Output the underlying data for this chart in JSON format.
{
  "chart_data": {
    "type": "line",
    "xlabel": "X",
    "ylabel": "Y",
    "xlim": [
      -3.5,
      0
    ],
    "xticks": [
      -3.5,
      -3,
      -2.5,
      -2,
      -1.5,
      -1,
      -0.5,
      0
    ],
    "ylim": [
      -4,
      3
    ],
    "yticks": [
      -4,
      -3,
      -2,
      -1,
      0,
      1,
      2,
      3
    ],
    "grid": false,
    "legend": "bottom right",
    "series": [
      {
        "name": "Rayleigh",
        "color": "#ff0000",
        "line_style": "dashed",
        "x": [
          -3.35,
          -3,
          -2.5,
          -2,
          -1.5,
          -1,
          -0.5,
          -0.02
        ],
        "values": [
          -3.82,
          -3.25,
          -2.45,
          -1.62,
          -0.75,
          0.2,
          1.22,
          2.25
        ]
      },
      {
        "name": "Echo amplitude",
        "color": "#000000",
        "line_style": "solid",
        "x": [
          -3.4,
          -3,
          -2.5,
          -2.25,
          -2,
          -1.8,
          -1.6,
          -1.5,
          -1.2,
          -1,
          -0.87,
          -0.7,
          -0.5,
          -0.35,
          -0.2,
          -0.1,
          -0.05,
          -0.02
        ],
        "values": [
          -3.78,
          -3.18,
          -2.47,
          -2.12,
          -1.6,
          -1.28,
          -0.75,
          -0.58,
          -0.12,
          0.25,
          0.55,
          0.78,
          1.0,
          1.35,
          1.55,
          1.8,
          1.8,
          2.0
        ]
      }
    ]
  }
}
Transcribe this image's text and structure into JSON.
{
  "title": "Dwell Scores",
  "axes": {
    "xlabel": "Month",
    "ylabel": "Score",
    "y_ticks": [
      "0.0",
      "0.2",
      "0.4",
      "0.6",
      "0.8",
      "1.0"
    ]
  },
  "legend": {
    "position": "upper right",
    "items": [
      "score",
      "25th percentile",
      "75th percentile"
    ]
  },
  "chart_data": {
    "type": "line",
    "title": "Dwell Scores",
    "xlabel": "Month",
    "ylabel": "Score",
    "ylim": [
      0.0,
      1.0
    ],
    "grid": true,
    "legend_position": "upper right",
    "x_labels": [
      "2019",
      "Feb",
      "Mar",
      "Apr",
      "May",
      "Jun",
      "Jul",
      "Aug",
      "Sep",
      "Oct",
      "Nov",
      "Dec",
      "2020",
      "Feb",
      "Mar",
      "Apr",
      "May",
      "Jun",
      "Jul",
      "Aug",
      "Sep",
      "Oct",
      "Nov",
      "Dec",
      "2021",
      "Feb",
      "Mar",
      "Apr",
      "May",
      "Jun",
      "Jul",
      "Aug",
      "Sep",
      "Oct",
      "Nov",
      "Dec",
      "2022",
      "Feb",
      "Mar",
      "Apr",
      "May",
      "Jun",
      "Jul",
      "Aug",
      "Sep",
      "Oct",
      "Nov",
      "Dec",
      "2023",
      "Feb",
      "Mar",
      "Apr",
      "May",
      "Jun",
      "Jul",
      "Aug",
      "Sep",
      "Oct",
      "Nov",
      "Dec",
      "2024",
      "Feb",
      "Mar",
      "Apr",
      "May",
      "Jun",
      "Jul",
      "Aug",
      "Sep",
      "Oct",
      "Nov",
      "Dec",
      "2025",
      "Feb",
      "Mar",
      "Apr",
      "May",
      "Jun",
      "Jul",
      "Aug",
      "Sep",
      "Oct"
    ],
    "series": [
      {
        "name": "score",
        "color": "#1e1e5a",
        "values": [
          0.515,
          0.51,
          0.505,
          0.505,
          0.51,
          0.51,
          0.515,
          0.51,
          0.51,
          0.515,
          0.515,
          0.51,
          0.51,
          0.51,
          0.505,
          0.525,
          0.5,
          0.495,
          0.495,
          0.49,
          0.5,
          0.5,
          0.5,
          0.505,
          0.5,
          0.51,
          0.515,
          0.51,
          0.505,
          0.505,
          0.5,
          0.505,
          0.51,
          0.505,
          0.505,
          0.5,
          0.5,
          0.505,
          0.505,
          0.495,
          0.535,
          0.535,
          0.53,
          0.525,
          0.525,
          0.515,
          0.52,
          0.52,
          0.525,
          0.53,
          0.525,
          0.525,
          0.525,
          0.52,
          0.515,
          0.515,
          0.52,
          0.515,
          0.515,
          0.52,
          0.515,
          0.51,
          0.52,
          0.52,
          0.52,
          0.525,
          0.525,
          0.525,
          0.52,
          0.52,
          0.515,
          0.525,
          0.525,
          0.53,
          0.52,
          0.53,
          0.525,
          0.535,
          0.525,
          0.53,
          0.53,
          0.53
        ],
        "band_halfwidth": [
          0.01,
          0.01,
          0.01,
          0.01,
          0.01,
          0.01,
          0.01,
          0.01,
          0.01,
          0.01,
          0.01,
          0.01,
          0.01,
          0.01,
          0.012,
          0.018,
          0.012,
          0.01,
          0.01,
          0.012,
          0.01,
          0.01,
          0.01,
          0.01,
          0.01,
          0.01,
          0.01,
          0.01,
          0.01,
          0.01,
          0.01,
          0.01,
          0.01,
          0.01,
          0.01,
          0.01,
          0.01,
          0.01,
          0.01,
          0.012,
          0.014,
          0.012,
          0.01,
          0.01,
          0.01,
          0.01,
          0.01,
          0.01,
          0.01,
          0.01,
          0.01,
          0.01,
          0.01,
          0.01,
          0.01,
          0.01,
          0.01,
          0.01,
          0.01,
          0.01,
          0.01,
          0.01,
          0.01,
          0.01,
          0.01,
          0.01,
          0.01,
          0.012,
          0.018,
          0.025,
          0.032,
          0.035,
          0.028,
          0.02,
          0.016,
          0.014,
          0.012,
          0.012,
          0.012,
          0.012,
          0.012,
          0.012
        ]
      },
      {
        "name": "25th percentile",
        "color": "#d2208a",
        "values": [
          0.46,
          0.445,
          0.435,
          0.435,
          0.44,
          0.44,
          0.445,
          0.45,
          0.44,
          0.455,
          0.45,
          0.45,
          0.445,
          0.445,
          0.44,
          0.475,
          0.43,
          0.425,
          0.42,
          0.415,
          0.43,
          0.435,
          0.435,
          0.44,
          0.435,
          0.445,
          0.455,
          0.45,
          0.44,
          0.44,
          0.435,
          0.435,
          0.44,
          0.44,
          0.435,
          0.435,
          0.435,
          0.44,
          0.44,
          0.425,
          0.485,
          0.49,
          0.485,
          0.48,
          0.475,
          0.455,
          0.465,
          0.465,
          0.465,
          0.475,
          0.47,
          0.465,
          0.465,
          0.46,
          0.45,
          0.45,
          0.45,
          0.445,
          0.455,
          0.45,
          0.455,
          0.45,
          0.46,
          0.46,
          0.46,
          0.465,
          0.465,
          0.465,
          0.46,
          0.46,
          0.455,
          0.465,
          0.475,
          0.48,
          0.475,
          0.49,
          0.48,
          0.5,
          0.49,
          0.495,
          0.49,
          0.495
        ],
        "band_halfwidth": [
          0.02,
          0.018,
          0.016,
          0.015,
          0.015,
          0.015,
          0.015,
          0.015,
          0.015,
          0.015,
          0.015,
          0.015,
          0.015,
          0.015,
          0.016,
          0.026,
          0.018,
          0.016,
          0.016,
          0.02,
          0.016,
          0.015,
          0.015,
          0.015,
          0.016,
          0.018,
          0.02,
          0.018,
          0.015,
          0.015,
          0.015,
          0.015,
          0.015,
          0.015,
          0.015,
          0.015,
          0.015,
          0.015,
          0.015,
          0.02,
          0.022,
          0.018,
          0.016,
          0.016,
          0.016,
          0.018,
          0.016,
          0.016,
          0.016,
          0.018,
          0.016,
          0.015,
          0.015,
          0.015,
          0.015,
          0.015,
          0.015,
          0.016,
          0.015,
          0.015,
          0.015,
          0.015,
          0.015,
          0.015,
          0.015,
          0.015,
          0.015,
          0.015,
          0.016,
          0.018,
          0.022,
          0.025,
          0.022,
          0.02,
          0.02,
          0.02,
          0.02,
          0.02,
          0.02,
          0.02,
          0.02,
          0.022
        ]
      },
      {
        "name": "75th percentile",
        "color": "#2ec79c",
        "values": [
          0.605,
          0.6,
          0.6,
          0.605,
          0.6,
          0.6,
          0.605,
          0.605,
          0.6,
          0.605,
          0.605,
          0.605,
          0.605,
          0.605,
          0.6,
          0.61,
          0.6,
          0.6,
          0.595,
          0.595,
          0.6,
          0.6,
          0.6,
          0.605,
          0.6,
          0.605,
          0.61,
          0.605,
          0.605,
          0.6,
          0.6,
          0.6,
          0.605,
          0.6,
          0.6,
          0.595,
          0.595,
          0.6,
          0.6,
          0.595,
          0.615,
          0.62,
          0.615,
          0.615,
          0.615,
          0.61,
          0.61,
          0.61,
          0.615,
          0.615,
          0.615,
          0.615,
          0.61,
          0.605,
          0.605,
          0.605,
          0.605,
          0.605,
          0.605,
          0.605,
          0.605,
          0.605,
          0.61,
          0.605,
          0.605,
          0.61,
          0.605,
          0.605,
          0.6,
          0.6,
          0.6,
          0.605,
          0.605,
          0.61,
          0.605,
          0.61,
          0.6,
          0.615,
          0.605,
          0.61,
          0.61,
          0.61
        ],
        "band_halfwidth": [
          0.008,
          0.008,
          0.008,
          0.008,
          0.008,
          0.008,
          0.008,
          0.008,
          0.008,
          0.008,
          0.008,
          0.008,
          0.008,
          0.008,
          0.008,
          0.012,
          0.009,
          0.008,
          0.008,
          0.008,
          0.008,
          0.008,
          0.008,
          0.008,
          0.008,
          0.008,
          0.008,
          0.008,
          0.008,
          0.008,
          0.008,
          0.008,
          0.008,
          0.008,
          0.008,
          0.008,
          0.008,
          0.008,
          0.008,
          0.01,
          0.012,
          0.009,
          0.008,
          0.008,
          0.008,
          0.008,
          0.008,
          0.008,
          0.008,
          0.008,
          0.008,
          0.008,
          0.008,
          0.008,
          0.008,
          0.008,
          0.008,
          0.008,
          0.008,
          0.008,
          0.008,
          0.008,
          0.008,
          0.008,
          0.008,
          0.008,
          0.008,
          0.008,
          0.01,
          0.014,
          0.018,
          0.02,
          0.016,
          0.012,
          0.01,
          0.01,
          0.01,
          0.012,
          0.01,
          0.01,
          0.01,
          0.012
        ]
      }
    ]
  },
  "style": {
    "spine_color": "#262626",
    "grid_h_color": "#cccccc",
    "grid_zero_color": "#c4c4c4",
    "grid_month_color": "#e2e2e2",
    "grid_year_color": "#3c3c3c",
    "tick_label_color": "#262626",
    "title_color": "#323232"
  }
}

* * *

## Task prompt
Scan the listing above and identify each line holding the string "percentile"; copy every such line.

## Output of the exercise
      "25th percentile",
      "75th percentile"
        "name": "25th percentile",
        "name": "75th percentile",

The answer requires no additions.